Work out the number of lines with the word "Mass" in the material below, then reply with that number only.

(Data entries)

******************************

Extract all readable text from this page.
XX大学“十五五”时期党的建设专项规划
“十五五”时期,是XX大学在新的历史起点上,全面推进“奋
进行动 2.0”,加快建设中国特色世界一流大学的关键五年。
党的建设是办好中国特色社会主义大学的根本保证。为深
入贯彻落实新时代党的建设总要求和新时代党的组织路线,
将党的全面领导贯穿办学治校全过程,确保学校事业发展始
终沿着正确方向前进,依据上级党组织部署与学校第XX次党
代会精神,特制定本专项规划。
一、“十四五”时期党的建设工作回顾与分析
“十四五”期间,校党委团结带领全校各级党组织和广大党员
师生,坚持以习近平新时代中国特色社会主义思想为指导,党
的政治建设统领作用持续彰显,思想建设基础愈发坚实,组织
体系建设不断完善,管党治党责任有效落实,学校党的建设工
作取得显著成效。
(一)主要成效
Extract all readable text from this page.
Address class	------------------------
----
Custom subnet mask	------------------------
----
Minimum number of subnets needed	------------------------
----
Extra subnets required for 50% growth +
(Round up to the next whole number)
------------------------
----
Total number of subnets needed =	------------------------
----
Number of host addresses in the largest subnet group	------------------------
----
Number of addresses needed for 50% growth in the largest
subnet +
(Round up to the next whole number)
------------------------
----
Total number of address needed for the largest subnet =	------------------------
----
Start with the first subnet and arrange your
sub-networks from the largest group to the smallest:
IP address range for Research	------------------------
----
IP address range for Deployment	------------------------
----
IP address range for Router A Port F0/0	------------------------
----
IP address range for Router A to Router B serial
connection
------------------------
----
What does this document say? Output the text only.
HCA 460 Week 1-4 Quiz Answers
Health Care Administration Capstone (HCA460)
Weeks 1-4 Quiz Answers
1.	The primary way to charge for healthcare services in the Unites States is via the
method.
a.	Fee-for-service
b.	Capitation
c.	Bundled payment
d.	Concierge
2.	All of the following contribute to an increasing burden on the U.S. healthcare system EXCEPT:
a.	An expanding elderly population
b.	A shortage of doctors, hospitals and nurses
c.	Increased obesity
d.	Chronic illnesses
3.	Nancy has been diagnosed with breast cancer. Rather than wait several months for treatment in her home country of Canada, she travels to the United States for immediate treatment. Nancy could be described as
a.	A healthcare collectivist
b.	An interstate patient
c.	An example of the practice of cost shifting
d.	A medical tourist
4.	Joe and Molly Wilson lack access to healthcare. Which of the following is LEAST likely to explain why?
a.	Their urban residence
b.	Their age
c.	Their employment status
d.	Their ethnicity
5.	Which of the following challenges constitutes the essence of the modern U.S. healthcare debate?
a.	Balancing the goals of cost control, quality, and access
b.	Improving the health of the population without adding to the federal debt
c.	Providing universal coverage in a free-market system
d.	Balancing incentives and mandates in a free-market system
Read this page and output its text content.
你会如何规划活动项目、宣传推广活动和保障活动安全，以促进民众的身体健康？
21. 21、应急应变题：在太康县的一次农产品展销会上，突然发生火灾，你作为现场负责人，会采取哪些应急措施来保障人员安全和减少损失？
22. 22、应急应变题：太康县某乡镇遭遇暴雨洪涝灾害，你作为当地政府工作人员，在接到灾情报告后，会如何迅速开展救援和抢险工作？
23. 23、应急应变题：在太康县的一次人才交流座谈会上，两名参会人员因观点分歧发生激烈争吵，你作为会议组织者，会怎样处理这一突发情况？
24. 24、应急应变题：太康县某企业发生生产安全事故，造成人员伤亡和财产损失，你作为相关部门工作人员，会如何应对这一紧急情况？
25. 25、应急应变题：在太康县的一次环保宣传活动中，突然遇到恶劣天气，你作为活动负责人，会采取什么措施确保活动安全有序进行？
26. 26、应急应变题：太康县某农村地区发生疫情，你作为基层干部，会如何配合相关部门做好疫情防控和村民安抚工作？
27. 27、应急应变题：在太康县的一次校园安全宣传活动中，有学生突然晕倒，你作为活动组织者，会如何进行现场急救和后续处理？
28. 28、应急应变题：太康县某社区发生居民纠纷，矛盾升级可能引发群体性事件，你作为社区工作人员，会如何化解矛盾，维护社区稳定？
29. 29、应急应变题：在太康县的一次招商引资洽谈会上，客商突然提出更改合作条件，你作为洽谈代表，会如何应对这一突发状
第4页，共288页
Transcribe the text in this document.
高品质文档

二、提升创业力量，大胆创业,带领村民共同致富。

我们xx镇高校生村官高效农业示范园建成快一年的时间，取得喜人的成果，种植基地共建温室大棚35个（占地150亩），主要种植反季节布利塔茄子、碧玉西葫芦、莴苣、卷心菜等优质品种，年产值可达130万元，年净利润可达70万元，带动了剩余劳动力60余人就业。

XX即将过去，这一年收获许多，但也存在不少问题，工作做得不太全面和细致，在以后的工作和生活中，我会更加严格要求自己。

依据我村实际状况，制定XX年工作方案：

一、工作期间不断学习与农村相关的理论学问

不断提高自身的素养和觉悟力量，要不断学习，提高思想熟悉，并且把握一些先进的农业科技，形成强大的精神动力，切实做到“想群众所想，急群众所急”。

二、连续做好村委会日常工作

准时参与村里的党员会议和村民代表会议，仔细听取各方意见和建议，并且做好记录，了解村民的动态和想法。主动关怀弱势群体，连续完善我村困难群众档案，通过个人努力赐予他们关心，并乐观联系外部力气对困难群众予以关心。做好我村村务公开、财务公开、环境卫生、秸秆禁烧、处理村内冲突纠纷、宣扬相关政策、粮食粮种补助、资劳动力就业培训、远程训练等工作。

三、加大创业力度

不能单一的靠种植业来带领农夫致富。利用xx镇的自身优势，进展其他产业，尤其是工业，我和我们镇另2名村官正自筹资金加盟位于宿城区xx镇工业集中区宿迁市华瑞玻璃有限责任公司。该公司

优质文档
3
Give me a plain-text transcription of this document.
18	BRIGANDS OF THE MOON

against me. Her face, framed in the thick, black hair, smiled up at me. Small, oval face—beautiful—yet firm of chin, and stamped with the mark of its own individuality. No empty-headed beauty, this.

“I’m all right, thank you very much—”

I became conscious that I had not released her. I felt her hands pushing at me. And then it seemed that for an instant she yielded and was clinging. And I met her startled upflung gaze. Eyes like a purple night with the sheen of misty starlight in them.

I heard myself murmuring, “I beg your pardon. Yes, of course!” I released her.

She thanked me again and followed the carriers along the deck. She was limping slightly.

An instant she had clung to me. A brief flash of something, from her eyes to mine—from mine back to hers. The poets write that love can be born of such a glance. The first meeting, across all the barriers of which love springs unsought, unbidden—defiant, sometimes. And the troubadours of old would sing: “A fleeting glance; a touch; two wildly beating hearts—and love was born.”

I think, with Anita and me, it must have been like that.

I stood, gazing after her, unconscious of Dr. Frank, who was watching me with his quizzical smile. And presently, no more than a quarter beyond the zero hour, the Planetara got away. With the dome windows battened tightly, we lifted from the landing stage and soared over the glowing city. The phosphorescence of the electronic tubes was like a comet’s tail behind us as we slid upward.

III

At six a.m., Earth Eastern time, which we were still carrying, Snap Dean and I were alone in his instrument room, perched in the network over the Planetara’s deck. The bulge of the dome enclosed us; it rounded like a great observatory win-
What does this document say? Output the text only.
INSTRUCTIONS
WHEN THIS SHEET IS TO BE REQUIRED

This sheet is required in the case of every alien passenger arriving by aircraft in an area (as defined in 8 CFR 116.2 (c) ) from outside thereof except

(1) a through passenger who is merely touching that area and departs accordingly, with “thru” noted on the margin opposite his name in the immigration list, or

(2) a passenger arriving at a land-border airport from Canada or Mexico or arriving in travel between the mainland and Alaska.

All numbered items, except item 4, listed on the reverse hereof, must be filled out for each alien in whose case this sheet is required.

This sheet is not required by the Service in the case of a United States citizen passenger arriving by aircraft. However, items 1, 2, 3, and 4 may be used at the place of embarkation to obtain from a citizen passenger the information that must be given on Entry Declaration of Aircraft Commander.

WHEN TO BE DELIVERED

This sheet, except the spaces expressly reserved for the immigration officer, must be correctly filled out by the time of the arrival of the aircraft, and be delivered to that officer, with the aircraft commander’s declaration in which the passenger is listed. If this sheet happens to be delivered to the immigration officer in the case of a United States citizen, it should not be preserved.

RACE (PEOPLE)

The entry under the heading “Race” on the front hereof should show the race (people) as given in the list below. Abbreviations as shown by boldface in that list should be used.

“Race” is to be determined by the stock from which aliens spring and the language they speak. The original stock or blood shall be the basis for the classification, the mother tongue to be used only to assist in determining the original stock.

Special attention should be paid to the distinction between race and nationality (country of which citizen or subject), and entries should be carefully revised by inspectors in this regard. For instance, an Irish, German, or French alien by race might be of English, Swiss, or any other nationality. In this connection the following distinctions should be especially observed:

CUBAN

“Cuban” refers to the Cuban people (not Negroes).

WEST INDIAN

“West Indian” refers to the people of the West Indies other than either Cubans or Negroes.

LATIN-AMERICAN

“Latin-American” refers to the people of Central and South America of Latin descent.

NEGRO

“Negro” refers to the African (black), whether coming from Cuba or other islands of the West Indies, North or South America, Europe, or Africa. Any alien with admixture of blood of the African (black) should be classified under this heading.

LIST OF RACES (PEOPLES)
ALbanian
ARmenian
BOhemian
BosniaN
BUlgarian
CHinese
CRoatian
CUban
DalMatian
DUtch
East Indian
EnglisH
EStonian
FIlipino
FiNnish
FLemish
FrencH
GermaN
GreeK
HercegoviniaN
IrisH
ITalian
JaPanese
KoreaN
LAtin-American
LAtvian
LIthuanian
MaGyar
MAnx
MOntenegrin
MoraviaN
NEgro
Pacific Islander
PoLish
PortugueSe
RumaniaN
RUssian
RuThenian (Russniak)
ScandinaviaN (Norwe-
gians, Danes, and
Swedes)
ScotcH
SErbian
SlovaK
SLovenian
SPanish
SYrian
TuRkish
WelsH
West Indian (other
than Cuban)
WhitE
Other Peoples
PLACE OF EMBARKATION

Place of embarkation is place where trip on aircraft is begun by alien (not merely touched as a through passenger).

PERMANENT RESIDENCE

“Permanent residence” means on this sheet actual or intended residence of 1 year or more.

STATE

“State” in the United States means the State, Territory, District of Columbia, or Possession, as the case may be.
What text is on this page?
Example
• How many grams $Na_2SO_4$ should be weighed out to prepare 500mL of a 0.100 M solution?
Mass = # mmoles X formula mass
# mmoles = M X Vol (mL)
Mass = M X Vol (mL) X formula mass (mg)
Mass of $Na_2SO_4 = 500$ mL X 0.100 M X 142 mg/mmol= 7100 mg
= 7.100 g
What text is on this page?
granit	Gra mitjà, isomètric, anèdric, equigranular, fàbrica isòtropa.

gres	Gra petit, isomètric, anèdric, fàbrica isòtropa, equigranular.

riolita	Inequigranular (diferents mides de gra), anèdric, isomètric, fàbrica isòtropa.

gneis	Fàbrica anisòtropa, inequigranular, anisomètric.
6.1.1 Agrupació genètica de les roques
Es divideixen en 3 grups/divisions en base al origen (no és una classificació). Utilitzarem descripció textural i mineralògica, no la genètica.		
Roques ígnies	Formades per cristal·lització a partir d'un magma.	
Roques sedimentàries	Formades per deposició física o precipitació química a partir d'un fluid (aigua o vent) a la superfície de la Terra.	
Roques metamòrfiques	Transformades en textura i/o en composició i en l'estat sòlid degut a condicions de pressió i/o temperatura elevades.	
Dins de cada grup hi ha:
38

******************************

◆ EXPECTED OUTPUT
3